Collection entries:
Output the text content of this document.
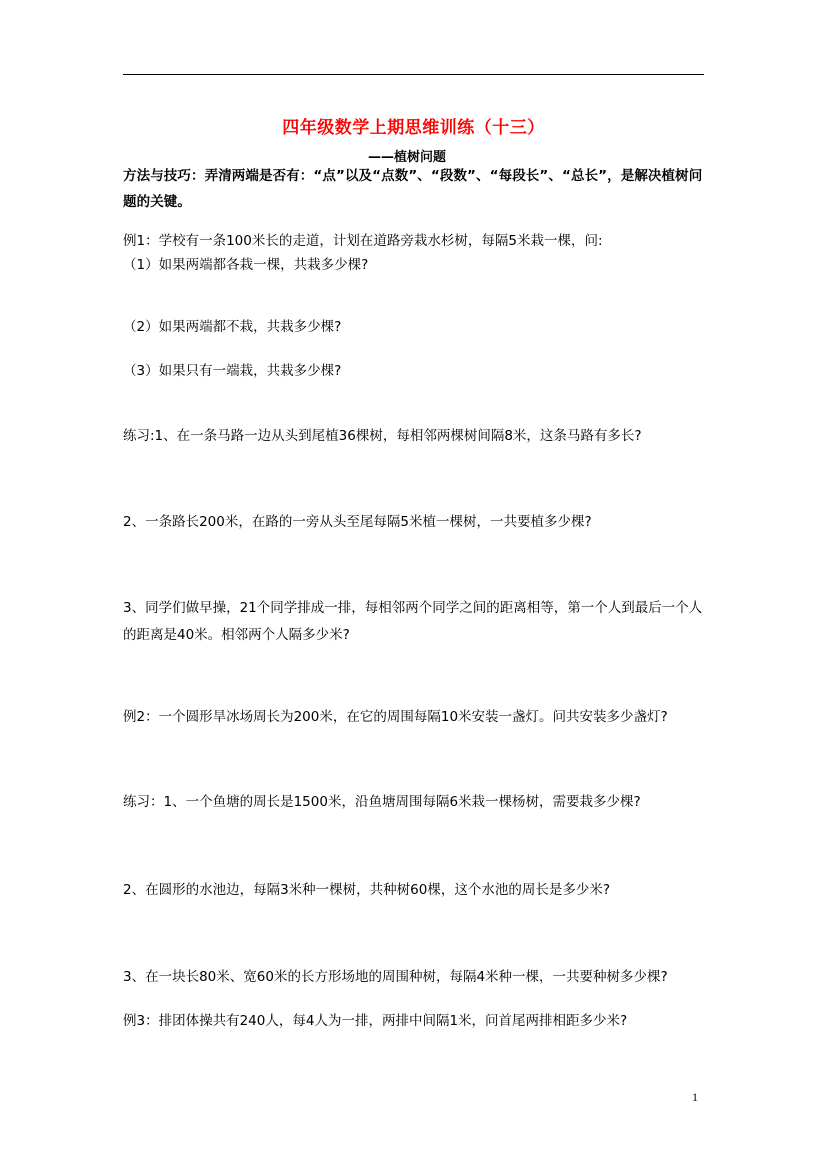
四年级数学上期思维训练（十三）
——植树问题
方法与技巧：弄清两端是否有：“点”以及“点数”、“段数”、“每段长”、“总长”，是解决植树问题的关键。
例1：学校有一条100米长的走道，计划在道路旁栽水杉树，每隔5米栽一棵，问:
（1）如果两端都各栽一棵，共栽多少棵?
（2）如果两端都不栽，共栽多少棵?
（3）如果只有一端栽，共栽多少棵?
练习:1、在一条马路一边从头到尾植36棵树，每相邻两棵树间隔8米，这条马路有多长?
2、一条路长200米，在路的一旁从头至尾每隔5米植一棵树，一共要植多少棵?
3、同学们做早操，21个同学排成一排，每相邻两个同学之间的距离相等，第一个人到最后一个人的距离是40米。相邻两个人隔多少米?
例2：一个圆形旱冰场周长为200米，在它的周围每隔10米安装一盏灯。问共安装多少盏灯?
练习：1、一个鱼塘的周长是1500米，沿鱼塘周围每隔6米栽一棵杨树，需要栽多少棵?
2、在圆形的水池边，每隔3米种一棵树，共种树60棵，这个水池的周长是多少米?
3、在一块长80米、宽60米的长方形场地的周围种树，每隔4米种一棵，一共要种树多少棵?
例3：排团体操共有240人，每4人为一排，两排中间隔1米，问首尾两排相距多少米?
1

--

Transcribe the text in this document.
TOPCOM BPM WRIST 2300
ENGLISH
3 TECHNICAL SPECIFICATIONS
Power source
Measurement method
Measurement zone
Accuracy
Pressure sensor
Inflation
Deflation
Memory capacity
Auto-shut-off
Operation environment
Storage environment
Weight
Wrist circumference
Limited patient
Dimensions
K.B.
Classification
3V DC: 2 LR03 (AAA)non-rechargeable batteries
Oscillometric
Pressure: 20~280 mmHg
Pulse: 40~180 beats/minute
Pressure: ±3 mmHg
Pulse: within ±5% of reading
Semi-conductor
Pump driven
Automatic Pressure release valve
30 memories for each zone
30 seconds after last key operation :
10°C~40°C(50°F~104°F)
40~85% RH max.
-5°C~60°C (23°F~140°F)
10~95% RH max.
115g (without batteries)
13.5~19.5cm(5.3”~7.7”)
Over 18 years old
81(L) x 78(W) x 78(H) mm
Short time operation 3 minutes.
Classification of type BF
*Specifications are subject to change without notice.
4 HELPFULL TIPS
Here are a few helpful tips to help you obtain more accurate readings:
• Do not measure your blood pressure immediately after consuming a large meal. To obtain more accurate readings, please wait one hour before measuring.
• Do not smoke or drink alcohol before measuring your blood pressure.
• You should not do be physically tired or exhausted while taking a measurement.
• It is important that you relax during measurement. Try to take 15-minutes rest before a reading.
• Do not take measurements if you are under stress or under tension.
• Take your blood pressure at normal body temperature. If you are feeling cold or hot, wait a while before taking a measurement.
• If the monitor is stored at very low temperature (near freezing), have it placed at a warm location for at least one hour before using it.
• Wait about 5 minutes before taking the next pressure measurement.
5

PROBLEM REQUIREMENTS: Pull out all lines containing the word "zone" from the entries above.

ANSWER TO THE PROBLEM:
Measurement zone
30 memories for each zone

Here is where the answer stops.